#### [Task details]
Determine how many lines below hold the string "admin". Reply with the number alone.

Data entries
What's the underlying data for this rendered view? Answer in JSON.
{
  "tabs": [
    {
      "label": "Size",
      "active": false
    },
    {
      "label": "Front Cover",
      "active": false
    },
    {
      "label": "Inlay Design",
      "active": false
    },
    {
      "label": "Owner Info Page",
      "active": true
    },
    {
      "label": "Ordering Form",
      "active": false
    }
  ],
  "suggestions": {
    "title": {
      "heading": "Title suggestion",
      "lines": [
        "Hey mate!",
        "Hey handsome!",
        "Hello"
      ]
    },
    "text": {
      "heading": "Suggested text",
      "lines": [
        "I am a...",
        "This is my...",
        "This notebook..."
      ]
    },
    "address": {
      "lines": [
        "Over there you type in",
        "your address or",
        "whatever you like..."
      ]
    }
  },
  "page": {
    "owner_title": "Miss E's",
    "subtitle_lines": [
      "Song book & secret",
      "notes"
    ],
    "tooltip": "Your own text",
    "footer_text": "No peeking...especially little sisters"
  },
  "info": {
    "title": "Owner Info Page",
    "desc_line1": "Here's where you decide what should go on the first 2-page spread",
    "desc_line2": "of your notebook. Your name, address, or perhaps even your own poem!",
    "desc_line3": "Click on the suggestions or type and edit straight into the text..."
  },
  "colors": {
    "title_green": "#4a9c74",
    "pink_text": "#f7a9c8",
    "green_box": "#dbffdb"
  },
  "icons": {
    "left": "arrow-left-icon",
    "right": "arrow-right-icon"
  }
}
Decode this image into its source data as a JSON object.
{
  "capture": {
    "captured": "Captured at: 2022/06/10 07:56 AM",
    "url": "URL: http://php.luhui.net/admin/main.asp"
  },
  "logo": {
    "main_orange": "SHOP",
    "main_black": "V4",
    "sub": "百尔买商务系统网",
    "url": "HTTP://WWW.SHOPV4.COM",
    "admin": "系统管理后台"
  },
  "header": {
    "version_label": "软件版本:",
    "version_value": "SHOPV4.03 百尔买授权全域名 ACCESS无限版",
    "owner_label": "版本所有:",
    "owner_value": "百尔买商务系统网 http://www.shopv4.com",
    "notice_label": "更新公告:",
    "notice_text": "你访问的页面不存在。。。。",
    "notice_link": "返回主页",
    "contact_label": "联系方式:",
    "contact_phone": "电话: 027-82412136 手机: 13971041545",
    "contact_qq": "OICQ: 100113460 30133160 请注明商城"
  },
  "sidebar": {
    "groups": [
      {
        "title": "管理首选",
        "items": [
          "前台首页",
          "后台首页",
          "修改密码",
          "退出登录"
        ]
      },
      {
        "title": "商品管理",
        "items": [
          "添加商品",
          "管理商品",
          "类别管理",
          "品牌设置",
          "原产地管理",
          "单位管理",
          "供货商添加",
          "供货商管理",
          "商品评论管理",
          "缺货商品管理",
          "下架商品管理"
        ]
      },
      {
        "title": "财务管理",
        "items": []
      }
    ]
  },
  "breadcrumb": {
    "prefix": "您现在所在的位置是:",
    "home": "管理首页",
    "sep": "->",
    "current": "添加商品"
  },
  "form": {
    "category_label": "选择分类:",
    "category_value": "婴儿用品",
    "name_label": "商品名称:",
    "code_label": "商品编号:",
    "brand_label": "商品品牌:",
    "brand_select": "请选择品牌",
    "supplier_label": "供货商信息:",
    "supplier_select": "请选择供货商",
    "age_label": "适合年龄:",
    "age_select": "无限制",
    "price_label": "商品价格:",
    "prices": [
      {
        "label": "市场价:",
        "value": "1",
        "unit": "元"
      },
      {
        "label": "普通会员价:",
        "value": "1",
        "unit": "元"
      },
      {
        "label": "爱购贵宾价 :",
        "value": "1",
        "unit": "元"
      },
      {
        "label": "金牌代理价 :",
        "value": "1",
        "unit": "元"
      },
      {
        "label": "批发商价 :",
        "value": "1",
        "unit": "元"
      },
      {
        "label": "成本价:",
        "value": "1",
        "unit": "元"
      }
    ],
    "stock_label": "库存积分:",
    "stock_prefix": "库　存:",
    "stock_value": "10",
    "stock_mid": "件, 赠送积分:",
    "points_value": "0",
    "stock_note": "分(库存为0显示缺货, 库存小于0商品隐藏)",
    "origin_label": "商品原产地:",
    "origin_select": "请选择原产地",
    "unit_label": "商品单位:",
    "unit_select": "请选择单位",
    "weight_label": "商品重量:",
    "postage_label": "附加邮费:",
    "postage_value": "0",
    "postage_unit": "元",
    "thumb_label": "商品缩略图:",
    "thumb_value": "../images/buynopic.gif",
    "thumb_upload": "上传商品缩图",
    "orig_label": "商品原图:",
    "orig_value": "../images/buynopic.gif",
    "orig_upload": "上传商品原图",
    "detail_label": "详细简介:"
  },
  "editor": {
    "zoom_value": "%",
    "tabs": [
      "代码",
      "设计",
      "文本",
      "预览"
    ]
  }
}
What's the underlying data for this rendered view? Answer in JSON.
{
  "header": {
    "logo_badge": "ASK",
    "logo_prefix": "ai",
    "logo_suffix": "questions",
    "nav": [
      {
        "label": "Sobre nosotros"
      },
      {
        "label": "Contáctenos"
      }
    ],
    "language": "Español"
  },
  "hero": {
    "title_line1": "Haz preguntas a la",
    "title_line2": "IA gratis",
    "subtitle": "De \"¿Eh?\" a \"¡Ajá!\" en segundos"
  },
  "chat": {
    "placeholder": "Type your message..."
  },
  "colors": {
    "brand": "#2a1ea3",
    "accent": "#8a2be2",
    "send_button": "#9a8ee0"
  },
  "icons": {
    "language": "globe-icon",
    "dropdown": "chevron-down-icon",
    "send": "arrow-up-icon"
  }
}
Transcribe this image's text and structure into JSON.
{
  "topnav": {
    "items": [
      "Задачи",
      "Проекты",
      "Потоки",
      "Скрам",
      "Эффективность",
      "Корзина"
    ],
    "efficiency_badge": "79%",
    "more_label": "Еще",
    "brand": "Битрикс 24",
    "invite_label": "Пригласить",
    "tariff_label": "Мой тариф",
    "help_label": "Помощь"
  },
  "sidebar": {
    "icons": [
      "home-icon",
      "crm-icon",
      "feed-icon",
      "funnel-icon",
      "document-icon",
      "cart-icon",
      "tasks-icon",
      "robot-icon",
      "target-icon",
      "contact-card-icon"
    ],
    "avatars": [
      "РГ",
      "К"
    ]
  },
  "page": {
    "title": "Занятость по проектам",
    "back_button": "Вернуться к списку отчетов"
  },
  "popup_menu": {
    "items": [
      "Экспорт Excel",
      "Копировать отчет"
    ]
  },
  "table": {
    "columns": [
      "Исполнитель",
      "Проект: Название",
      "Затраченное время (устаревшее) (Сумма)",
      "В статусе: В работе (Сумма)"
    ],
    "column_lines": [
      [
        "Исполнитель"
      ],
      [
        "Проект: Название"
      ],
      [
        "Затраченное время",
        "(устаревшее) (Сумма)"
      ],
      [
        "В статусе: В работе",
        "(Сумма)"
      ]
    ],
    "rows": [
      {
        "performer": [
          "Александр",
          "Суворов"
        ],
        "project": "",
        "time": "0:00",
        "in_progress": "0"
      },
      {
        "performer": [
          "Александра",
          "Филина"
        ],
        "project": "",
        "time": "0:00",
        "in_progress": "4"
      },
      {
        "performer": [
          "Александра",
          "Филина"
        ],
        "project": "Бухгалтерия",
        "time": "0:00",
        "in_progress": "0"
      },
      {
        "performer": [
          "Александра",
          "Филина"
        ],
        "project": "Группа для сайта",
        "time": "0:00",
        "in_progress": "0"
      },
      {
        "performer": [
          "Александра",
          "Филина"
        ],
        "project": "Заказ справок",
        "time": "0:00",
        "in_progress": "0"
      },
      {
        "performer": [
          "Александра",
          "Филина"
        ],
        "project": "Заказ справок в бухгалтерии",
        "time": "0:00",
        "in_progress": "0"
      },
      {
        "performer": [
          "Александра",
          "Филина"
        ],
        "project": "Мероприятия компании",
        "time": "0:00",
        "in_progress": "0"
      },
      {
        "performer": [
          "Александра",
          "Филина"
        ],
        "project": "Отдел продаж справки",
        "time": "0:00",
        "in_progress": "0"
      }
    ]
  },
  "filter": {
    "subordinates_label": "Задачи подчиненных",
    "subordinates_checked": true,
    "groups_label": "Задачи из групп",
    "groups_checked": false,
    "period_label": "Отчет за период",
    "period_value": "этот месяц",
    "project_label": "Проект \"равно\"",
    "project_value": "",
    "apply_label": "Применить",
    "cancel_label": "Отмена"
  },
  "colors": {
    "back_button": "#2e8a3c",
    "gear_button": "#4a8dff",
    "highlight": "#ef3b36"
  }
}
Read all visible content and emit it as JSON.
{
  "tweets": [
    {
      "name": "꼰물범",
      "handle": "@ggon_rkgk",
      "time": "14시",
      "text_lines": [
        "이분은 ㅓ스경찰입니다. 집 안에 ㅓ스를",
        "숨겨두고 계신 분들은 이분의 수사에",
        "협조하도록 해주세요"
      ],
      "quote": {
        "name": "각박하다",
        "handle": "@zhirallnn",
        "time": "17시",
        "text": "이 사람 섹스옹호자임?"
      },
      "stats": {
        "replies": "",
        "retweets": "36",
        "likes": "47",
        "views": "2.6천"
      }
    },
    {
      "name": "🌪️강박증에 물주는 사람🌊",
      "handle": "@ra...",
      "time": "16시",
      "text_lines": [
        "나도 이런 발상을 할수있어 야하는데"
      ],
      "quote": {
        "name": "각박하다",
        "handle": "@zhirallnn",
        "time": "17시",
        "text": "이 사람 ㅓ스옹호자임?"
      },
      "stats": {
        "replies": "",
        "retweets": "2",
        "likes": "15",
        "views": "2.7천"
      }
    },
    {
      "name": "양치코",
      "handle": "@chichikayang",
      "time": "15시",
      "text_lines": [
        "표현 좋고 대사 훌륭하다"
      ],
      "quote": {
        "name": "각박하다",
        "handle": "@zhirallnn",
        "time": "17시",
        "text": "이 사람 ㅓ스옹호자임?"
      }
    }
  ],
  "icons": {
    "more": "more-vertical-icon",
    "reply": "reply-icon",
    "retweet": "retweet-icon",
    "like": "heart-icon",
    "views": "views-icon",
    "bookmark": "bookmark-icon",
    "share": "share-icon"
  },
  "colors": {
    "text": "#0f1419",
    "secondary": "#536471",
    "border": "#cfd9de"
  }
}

#### [Correct answer]
2